= Task prompt =
Each record must be reproduced exactly as it is shown.

= Given data =
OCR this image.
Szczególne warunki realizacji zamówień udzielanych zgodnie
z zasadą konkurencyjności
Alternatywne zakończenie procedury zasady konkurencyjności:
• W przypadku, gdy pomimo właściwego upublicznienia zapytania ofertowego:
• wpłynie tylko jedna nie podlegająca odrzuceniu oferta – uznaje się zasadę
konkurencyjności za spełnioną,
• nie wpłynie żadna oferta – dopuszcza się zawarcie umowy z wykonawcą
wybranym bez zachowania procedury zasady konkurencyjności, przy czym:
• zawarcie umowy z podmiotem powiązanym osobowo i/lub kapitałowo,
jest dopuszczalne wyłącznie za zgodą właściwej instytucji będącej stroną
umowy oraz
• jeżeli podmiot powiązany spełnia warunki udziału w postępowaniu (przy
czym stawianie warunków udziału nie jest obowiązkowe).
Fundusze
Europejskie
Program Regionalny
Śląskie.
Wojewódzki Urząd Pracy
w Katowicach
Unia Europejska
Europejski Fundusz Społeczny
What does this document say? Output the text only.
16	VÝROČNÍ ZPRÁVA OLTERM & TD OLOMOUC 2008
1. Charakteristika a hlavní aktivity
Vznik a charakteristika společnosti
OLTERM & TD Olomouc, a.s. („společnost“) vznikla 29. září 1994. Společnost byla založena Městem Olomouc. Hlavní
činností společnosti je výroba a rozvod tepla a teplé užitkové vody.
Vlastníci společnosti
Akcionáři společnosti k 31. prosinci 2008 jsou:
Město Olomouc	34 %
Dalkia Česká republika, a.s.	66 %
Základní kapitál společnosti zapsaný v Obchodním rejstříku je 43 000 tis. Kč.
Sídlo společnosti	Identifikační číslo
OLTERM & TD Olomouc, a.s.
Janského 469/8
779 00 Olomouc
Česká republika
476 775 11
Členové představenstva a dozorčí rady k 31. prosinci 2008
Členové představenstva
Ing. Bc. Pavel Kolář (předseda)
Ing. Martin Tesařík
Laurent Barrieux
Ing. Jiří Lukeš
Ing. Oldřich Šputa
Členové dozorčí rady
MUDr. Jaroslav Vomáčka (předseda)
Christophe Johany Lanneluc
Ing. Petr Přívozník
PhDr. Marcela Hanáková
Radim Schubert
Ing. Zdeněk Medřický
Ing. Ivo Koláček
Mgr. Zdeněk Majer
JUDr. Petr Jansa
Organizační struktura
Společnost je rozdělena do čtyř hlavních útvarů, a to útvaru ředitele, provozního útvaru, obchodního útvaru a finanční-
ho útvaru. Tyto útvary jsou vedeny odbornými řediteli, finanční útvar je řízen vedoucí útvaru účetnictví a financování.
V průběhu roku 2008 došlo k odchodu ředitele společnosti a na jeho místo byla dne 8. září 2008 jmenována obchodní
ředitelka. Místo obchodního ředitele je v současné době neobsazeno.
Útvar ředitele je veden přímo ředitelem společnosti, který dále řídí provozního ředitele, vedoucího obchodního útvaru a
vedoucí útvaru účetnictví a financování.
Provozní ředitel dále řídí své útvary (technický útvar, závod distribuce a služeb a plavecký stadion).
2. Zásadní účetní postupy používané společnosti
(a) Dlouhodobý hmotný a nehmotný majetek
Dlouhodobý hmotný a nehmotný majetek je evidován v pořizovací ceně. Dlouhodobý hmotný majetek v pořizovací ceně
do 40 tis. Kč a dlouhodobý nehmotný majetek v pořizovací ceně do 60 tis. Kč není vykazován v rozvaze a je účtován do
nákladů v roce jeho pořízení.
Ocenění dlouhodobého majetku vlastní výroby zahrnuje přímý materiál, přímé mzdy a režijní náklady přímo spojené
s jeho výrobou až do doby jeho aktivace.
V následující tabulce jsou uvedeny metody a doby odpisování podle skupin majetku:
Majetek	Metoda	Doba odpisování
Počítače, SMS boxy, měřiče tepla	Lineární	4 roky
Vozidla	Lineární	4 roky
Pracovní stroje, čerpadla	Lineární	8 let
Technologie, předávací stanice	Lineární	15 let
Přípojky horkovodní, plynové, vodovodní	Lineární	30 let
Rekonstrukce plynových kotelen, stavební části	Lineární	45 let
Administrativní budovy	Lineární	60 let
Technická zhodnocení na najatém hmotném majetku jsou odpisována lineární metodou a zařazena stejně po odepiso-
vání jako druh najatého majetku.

= Completed task =
OCR this image.
Szczególne warunki realizacji zamówień udzielanych zgodnie
z zasadą konkurencyjności
Alternatywne zakończenie procedury zasady konkurencyjności:
• W przypadku, gdy pomimo właściwego upublicznienia zapytania ofertowego:
• wpłynie tylko jedna nie podlegająca odrzuceniu oferta – uznaje się zasadę
konkurencyjności za spełnioną,
• nie wpłynie żadna oferta – dopuszcza się zawarcie umowy z wykonawcą
wybranym bez zachowania procedury zasady konkurencyjności, przy czym:
• zawarcie umowy z podmiotem powiązanym osobowo i/lub kapitałowo,
jest dopuszczalne wyłącznie za zgodą właściwej instytucji będącej stroną
umowy oraz
• jeżeli podmiot powiązany spełnia warunki udziału w postępowaniu (przy
czym stawianie warunków udziału nie jest obowiązkowe).
Fundusze
Europejskie
Program Regionalny
Śląskie.
Wojewódzki Urząd Pracy
w Katowicach
Unia Europejska
Europejski Fundusz Społeczny
What does this document say? Output the text only.
16	VÝROČNÍ ZPRÁVA OLTERM & TD OLOMOUC 2008
1. Charakteristika a hlavní aktivity
Vznik a charakteristika společnosti
OLTERM & TD Olomouc, a.s. („společnost“) vznikla 29. září 1994. Společnost byla založena Městem Olomouc. Hlavní
činností společnosti je výroba a rozvod tepla a teplé užitkové vody.
Vlastníci společnosti
Akcionáři společnosti k 31. prosinci 2008 jsou:
Město Olomouc	34 %
Dalkia Česká republika, a.s.	66 %
Základní kapitál společnosti zapsaný v Obchodním rejstříku je 43 000 tis. Kč.
Sídlo společnosti	Identifikační číslo
OLTERM & TD Olomouc, a.s.
Janského 469/8
779 00 Olomouc
Česká republika
476 775 11
Členové představenstva a dozorčí rady k 31. prosinci 2008
Členové představenstva
Ing. Bc. Pavel Kolář (předseda)
Ing. Martin Tesařík
Laurent Barrieux
Ing. Jiří Lukeš
Ing. Oldřich Šputa
Členové dozorčí rady
MUDr. Jaroslav Vomáčka (předseda)
Christophe Johany Lanneluc
Ing. Petr Přívozník
PhDr. Marcela Hanáková
Radim Schubert
Ing. Zdeněk Medřický
Ing. Ivo Koláček
Mgr. Zdeněk Majer
JUDr. Petr Jansa
Organizační struktura
Společnost je rozdělena do čtyř hlavních útvarů, a to útvaru ředitele, provozního útvaru, obchodního útvaru a finanční-
ho útvaru. Tyto útvary jsou vedeny odbornými řediteli, finanční útvar je řízen vedoucí útvaru účetnictví a financování.
V průběhu roku 2008 došlo k odchodu ředitele společnosti a na jeho místo byla dne 8. září 2008 jmenována obchodní
ředitelka. Místo obchodního ředitele je v současné době neobsazeno.
Útvar ředitele je veden přímo ředitelem společnosti, který dále řídí provozního ředitele, vedoucího obchodního útvaru a
vedoucí útvaru účetnictví a financování.
Provozní ředitel dále řídí své útvary (technický útvar, závod distribuce a služeb a plavecký stadion).
2. Zásadní účetní postupy používané společnosti
(a) Dlouhodobý hmotný a nehmotný majetek
Dlouhodobý hmotný a nehmotný majetek je evidován v pořizovací ceně. Dlouhodobý hmotný majetek v pořizovací ceně
do 40 tis. Kč a dlouhodobý nehmotný majetek v pořizovací ceně do 60 tis. Kč není vykazován v rozvaze a je účtován do
nákladů v roce jeho pořízení.
Ocenění dlouhodobého majetku vlastní výroby zahrnuje přímý materiál, přímé mzdy a režijní náklady přímo spojené
s jeho výrobou až do doby jeho aktivace.
V následující tabulce jsou uvedeny metody a doby odpisování podle skupin majetku:
Majetek	Metoda	Doba odpisování
Počítače, SMS boxy, měřiče tepla	Lineární	4 roky
Vozidla	Lineární	4 roky
Pracovní stroje, čerpadla	Lineární	8 let
Technologie, předávací stanice	Lineární	15 let
Přípojky horkovodní, plynové, vodovodní	Lineární	30 let
Rekonstrukce plynových kotelen, stavební části	Lineární	45 let
Administrativní budovy	Lineární	60 let
Technická zhodnocení na najatém hmotném majetku jsou odpisována lineární metodou a zařazena stejně po odepiso-
vání jako druh najatého majetku.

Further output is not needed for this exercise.